(Dataset rows)
□ □ □

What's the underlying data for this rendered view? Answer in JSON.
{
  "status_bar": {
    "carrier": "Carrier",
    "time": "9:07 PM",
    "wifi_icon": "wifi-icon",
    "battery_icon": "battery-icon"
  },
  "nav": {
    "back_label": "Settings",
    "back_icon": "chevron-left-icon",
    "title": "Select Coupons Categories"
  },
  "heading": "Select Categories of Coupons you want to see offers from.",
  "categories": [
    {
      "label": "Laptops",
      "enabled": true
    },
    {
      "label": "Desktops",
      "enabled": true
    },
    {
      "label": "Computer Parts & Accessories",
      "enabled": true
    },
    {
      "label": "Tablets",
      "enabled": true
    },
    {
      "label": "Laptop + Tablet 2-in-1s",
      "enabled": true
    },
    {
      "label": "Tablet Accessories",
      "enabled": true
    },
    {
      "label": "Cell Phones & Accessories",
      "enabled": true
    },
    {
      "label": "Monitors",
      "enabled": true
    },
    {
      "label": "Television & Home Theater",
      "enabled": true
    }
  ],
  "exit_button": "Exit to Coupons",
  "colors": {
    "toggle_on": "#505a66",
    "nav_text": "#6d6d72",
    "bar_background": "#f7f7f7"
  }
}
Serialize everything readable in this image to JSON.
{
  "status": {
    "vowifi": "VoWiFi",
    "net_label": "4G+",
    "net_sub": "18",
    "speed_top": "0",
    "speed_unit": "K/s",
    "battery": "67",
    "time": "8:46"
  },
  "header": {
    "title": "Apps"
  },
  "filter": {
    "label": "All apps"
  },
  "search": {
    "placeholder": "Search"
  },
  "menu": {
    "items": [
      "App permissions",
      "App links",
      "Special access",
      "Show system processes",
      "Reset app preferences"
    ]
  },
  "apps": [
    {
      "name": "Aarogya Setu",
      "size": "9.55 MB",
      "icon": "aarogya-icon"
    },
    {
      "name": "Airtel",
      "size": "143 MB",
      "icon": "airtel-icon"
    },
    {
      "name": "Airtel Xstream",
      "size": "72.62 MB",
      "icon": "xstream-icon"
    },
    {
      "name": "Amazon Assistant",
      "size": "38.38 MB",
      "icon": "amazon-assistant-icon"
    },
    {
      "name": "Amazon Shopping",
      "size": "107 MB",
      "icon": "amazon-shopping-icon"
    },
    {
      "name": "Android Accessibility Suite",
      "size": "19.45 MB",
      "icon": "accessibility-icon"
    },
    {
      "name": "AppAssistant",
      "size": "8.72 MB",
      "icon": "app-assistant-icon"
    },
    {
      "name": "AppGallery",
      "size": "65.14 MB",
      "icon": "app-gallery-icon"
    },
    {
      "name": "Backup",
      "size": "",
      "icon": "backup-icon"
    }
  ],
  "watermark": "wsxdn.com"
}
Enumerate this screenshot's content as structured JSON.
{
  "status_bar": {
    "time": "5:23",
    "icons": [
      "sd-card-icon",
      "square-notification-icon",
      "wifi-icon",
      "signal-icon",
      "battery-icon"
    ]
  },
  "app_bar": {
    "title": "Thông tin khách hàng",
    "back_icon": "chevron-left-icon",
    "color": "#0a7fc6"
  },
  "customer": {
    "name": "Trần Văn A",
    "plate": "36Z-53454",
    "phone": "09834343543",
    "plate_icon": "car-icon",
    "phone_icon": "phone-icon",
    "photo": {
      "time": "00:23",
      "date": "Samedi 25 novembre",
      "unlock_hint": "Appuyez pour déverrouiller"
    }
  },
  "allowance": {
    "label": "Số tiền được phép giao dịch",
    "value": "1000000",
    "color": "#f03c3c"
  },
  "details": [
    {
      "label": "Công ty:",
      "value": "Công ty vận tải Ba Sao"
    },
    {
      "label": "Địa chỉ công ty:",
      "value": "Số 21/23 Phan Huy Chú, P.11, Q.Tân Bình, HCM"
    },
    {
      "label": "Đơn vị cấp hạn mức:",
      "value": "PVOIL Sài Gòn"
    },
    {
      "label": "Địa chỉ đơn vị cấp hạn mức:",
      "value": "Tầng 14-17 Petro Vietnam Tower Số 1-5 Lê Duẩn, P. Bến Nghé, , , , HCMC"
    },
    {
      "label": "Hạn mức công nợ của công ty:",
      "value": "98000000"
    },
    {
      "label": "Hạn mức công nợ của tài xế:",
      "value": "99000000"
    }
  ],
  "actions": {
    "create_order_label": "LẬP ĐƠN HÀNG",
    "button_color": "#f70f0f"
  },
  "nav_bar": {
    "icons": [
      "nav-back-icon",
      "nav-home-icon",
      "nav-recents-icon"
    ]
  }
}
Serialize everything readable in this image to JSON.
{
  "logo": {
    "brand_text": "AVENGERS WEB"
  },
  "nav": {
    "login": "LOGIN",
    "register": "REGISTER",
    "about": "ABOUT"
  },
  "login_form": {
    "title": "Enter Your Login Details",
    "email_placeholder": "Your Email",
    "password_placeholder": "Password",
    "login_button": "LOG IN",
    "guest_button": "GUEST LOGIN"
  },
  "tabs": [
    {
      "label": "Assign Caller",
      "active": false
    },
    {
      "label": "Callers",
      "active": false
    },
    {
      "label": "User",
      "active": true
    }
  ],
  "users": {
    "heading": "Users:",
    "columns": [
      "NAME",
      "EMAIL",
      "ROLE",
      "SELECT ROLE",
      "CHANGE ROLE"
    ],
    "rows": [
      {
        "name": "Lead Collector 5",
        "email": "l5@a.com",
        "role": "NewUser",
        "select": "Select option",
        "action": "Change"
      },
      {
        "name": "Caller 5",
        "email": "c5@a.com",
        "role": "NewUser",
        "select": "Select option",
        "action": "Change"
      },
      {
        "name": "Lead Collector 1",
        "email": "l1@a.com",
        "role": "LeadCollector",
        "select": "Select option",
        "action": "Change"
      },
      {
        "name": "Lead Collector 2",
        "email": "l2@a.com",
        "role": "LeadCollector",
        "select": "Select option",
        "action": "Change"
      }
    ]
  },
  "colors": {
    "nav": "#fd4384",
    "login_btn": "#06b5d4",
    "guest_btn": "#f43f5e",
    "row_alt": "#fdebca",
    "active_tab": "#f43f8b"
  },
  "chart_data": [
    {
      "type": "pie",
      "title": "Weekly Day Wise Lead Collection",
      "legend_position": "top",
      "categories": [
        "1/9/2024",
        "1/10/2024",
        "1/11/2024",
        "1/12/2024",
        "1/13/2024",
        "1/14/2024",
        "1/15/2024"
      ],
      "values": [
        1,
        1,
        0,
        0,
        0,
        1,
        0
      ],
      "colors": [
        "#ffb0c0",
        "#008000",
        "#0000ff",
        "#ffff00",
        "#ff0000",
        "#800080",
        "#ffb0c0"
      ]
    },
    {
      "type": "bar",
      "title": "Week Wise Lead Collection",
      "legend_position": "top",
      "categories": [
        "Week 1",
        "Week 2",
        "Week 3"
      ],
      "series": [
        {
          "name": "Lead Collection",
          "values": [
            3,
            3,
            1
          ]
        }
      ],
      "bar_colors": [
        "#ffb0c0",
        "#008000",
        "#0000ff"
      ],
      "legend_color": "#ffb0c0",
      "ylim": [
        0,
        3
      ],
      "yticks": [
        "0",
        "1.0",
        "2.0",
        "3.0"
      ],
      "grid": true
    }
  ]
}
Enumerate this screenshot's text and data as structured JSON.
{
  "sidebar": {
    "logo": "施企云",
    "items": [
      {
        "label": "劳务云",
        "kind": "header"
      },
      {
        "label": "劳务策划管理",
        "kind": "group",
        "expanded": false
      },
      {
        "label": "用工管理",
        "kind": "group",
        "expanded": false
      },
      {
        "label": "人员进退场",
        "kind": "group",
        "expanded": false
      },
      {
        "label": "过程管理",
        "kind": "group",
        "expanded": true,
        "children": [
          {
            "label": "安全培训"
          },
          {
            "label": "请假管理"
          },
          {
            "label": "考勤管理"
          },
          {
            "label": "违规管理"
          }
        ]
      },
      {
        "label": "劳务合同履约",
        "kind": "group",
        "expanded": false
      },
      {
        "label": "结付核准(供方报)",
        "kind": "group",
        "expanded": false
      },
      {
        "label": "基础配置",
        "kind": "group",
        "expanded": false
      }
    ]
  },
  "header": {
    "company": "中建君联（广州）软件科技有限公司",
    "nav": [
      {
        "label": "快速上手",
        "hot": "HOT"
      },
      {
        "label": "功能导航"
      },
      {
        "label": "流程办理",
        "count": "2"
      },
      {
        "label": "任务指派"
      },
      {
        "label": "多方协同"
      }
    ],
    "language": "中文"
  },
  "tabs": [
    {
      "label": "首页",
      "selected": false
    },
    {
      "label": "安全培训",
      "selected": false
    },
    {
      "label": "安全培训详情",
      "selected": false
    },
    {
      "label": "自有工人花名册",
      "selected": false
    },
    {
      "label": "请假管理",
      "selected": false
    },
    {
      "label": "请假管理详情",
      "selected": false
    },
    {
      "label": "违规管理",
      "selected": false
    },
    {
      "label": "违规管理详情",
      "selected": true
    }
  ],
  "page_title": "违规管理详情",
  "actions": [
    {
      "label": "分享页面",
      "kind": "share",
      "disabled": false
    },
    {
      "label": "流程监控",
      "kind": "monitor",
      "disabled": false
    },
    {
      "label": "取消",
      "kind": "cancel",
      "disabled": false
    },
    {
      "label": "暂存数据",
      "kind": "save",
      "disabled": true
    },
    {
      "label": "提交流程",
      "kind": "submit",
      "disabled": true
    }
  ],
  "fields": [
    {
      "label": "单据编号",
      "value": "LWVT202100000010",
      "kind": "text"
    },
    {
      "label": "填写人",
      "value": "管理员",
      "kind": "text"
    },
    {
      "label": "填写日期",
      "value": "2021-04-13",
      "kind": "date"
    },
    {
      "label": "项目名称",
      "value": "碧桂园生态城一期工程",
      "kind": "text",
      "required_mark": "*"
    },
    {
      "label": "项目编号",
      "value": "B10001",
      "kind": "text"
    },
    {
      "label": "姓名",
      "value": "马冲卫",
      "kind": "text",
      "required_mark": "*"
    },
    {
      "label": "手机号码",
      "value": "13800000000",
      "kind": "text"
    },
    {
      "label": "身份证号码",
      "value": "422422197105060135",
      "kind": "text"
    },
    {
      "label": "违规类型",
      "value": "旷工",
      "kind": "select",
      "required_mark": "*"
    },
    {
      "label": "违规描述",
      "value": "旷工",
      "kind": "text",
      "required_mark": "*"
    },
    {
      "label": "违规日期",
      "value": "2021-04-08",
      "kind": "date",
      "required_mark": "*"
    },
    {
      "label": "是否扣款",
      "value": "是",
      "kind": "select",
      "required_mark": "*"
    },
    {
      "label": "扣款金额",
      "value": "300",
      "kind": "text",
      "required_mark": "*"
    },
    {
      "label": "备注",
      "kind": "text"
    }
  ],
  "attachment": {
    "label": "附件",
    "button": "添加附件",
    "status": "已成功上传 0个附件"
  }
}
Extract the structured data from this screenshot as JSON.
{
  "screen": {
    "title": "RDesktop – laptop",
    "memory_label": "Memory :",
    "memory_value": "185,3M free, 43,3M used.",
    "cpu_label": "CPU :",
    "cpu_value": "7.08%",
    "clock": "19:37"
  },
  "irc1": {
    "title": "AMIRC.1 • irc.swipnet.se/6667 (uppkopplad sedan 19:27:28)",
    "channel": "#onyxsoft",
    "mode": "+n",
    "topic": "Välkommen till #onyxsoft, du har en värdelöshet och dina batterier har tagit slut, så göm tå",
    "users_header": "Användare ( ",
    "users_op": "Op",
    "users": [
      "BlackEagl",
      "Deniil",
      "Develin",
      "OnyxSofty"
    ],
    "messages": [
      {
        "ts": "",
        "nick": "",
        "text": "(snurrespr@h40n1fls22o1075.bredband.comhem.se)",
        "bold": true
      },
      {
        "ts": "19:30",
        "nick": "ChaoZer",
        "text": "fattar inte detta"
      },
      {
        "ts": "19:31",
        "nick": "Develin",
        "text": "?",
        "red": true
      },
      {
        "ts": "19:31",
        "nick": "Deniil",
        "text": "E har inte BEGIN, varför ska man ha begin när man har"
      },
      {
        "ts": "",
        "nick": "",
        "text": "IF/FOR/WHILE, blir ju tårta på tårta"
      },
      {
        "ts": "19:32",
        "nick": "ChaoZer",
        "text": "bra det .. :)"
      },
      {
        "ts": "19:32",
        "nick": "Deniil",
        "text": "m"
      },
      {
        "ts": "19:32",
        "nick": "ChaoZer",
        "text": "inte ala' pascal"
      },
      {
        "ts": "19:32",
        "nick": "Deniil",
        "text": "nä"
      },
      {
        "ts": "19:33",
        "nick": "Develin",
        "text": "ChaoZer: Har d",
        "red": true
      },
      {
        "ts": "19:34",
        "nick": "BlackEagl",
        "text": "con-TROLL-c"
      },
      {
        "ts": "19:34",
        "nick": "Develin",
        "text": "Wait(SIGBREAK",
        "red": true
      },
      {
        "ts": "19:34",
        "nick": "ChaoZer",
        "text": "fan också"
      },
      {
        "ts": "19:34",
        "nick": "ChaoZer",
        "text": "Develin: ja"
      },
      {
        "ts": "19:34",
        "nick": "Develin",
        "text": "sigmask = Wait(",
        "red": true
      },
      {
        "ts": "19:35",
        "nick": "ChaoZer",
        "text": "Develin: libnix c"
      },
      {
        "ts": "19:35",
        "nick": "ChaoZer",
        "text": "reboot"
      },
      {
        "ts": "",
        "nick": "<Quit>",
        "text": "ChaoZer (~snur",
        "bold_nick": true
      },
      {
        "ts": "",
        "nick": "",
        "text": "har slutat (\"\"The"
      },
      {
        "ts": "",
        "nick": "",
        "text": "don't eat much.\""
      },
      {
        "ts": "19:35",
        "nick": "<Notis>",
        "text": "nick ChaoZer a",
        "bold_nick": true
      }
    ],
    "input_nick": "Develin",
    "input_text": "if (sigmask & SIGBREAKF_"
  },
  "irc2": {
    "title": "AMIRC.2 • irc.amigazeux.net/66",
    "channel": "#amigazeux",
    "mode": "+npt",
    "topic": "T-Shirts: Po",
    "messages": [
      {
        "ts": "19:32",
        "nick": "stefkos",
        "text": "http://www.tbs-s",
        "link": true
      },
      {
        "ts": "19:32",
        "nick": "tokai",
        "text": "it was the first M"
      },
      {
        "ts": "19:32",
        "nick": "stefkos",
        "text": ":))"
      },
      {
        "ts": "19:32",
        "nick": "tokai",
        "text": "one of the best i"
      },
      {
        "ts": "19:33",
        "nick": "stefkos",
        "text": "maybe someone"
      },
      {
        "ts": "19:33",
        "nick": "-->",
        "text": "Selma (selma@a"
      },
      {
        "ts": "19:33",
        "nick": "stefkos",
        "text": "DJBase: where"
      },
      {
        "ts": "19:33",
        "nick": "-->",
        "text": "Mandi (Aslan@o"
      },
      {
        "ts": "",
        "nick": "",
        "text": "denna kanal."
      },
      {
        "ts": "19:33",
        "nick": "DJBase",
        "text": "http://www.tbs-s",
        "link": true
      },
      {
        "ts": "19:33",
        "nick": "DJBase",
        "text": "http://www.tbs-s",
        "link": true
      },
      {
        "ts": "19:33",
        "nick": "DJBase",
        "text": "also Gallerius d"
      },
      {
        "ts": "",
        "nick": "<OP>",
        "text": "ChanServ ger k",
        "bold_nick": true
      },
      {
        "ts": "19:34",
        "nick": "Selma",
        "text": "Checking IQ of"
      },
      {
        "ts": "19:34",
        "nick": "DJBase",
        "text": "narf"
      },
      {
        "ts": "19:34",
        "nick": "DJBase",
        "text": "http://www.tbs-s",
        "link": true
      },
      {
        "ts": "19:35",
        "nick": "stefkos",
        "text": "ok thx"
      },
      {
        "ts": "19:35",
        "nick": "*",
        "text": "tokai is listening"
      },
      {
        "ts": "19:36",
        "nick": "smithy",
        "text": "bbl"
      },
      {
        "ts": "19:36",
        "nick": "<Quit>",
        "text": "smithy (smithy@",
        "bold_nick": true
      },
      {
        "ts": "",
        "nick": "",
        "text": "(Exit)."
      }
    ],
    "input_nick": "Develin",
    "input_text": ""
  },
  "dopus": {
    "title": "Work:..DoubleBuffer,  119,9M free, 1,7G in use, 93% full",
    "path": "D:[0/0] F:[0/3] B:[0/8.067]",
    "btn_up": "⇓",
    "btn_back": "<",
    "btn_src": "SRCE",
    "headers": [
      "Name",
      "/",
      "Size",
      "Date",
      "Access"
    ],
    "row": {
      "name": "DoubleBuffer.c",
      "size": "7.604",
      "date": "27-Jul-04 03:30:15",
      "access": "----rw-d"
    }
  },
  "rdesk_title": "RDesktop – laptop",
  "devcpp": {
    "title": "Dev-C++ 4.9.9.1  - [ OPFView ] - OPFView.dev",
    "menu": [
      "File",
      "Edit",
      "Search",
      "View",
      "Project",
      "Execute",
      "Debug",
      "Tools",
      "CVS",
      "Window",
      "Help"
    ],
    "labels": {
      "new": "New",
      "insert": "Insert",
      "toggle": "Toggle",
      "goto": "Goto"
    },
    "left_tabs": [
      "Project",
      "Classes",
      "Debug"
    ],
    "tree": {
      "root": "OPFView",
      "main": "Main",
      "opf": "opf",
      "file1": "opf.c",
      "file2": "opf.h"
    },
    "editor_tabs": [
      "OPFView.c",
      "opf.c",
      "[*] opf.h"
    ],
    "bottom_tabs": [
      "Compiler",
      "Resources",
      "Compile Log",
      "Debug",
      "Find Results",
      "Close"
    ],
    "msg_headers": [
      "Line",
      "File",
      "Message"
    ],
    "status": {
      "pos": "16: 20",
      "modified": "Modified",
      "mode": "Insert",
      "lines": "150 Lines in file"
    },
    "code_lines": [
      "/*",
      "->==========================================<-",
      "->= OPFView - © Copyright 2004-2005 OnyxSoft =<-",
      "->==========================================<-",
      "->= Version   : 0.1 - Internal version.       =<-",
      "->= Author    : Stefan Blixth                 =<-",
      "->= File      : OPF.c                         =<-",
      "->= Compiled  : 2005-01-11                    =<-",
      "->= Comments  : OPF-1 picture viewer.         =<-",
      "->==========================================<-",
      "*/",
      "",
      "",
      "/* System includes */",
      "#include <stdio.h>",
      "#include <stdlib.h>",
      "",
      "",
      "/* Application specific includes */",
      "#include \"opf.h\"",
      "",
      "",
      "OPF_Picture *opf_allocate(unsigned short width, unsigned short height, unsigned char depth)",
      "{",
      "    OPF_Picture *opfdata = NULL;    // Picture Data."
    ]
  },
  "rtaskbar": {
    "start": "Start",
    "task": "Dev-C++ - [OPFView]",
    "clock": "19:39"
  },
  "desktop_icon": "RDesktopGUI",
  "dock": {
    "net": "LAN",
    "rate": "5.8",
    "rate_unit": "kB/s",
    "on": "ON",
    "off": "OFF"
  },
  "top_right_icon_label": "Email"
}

□ □ □

THE PROBLEM →
Copy out the lines that hold "structured".

TASK SOLUTION →
Enumerate this screenshot's content as structured JSON.
Enumerate this screenshot's text and data as structured JSON.
Extract the structured data from this screenshot as JSON.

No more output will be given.